§ GIVEN EXERCISE
Where does the string "this" appear in the records? Copy every line that contains it.

━━━━━ RECORDS PROVIDED

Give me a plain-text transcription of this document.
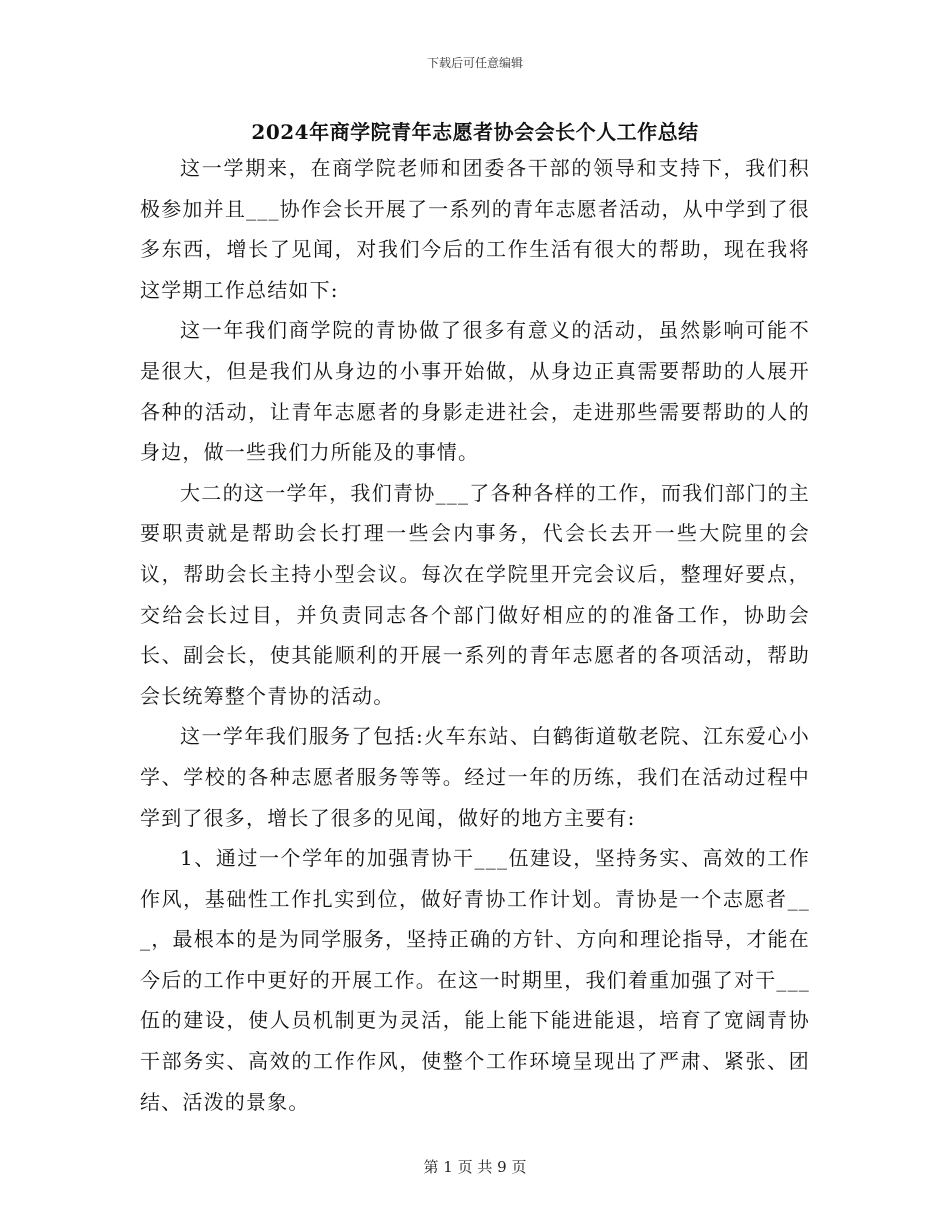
下载后可任意编辑
2024年商学院青年志愿者协会会长个人工作总结

这一学期来，在商学院老师和团委各干部的领导和支持下，我们积极参加并且___协作会长开展了一系列的青年志愿者活动，从中学到了很多东西，增长了见闻，对我们今后的工作生活有很大的帮助，现在我将这学期工作总结如下:

这一年我们商学院的青协做了很多有意义的活动，虽然影响可能不是很大，但是我们从身边的小事开始做，从身边正真需要帮助的人展开各种的活动，让青年志愿者的身影走进社会，走进那些需要帮助的人的身边，做一些我们力所能及的事情。

大二的这一学年，我们青协___了各种各样的工作，而我们部门的主要职责就是帮助会长打理一些会内事务，代会长去开一些大院里的会议，帮助会长主持小型会议。每次在学院里开完会议后，整理好要点，交给会长过目，并负责同志各个部门做好相应的的准备工作，协助会长、副会长，使其能顺利的开展一系列的青年志愿者的各项活动，帮助会长统筹整个青协的活动。

这一学年我们服务了包括:火车东站、白鹤街道敬老院、江东爱心小学、学校的各种志愿者服务等等。经过一年的历练，我们在活动过程中学到了很多，增长了很多的见闻，做好的地方主要有:

1、通过一个学年的加强青协干___伍建设，坚持务实、高效的工作作风，基础性工作扎实到位，做好青协工作计划。青协是一个志愿者___，最根本的是为同学服务，坚持正确的方针、方向和理论指导，才能在今后的工作中更好的开展工作。在这一时期里，我们着重加强了对干___伍的建设，使人员机制更为灵活，能上能下能进能退，培育了宽阔青协干部务实、高效的工作作风，使整个工作环境呈现出了严肃、紧张、团结、活泼的景象。

第 1 页 共 9 页
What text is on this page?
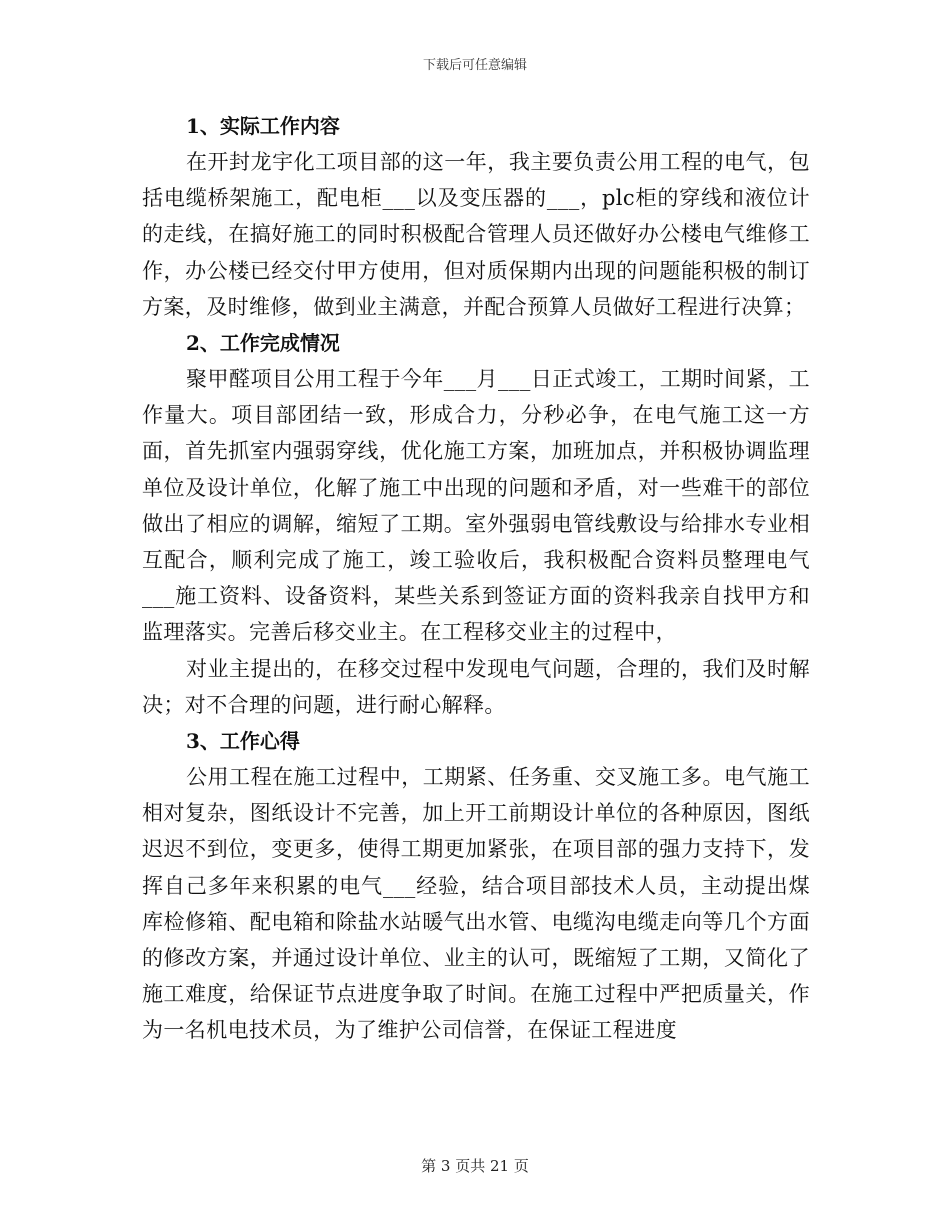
下载后可任意编辑

1、实际工作内容

在开封龙宇化工项目部的这一年，我主要负责公用工程的电气，包括电缆桥架施工，配电柜___以及变压器的___，plc柜的穿线和液位计的走线，在搞好施工的同时积极配合管理人员还做好办公楼电气维修工作，办公楼已经交付甲方使用，但对质保期内出现的问题能积极的制订方案，及时维修，做到业主满意，并配合预算人员做好工程进行决算；

2、工作完成情况

聚甲醛项目公用工程于今年___月___日正式竣工，工期时间紧，工作量大。项目部团结一致，形成合力，分秒必争，在电气施工这一方面，首先抓室内强弱穿线，优化施工方案，加班加点，并积极协调监理单位及设计单位，化解了施工中出现的问题和矛盾，对一些难干的部位做出了相应的调解，缩短了工期。室外强弱电管线敷设与给排水专业相互配合，顺利完成了施工，竣工验收后，我积极配合资料员整理电气___施工资料、设备资料，某些关系到签证方面的资料我亲自找甲方和监理落实。完善后移交业主。在工程移交业主的过程中，

对业主提出的，在移交过程中发现电气问题，合理的，我们及时解决；对不合理的问题，进行耐心解释。

3、工作心得

公用工程在施工过程中，工期紧、任务重、交叉施工多。电气施工相对复杂，图纸设计不完善，加上开工前期设计单位的各种原因，图纸迟迟不到位，变更多，使得工期更加紧张，在项目部的强力支持下，发挥自己多年来积累的电气___经验，结合项目部技术人员，主动提出煤库检修箱、配电箱和除盐水站暖气出水管、电缆沟电缆走向等几个方面的修改方案，并通过设计单位、业主的认可，既缩短了工期，又简化了施工难度，给保证节点进度争取了时间。在施工过程中严把质量关，作为一名机电技术员，为了维护公司信誉，在保证工程进度

第 3 页共 21 页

━━━━━━━━━━

§ ANSWER IN FULL
Give me a plain-text transcription of this document.
What text is on this page?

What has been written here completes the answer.